• **Instructions for the task**:
Repeat the listing exactly as given, omitting every image.

━━━ Records supplied ━━━

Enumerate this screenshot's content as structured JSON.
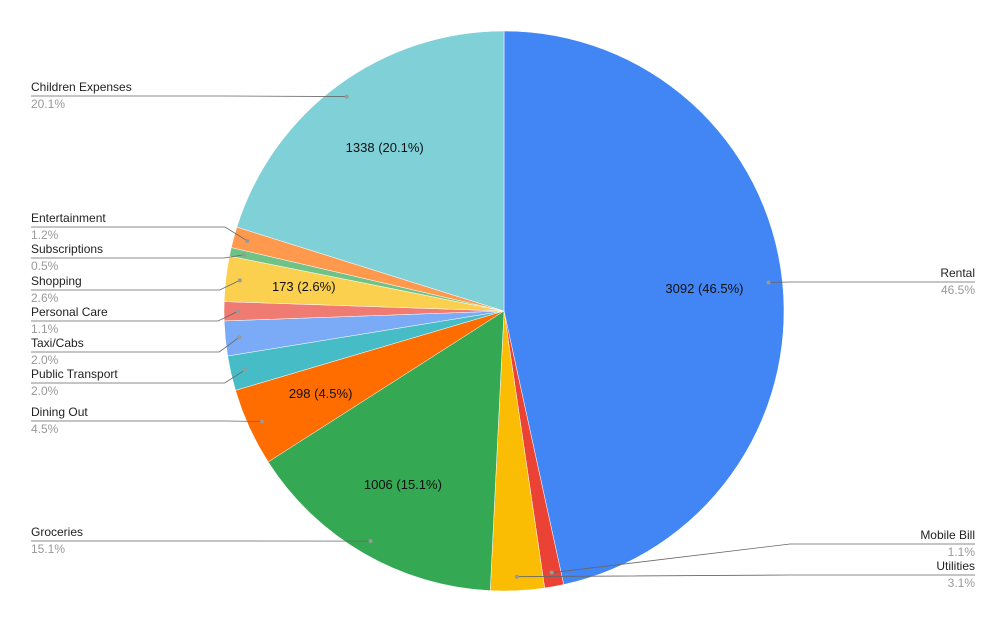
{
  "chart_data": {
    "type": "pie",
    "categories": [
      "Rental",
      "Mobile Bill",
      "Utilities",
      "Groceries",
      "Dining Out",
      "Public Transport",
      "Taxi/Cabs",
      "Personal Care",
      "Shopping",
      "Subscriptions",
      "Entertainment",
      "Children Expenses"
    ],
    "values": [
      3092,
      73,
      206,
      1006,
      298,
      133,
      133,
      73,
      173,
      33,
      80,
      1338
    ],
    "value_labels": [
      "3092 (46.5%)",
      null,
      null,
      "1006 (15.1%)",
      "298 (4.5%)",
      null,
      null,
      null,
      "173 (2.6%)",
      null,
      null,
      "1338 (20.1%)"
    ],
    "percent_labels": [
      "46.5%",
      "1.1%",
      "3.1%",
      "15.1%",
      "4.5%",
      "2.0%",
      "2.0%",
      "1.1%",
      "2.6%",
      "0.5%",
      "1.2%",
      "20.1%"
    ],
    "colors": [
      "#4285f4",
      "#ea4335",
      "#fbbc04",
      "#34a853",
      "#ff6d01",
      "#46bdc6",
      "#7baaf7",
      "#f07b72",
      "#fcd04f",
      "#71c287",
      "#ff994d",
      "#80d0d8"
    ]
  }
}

━━━

• **Finished exercise**:
Enumerate this screenshot's content as structured JSON.
{
  "chart_data": {
    "type": "pie",
    "categories": [
      "Rental",
      "Mobile Bill",
      "Utilities",
      "Groceries",
      "Dining Out",
      "Public Transport",
      "Taxi/Cabs",
      "Personal Care",
      "Shopping",
      "Subscriptions",
      "Entertainment",
      "Children Expenses"
    ],
    "values": [
      3092,
      73,
      206,
      1006,
      298,
      133,
      133,
      73,
      173,
      33,
      80,
      1338
    ],
    "value_labels": [
      "3092 (46.5%)",
      null,
      null,
      "1006 (15.1%)",
      "298 (4.5%)",
      null,
      null,
      null,
      "173 (2.6%)",
      null,
      null,
      "1338 (20.1%)"
    ],
    "percent_labels": [
      "46.5%",
      "1.1%",
      "3.1%",
      "15.1%",
      "4.5%",
      "2.0%",
      "2.0%",
      "1.1%",
      "2.6%",
      "0.5%",
      "1.2%",
      "20.1%"
    ],
    "colors": [
      "#4285f4",
      "#ea4335",
      "#fbbc04",
      "#34a853",
      "#ff6d01",
      "#46bdc6",
      "#7baaf7",
      "#f07b72",
      "#fcd04f",
      "#71c287",
      "#ff994d",
      "#80d0d8"
    ]
  }
}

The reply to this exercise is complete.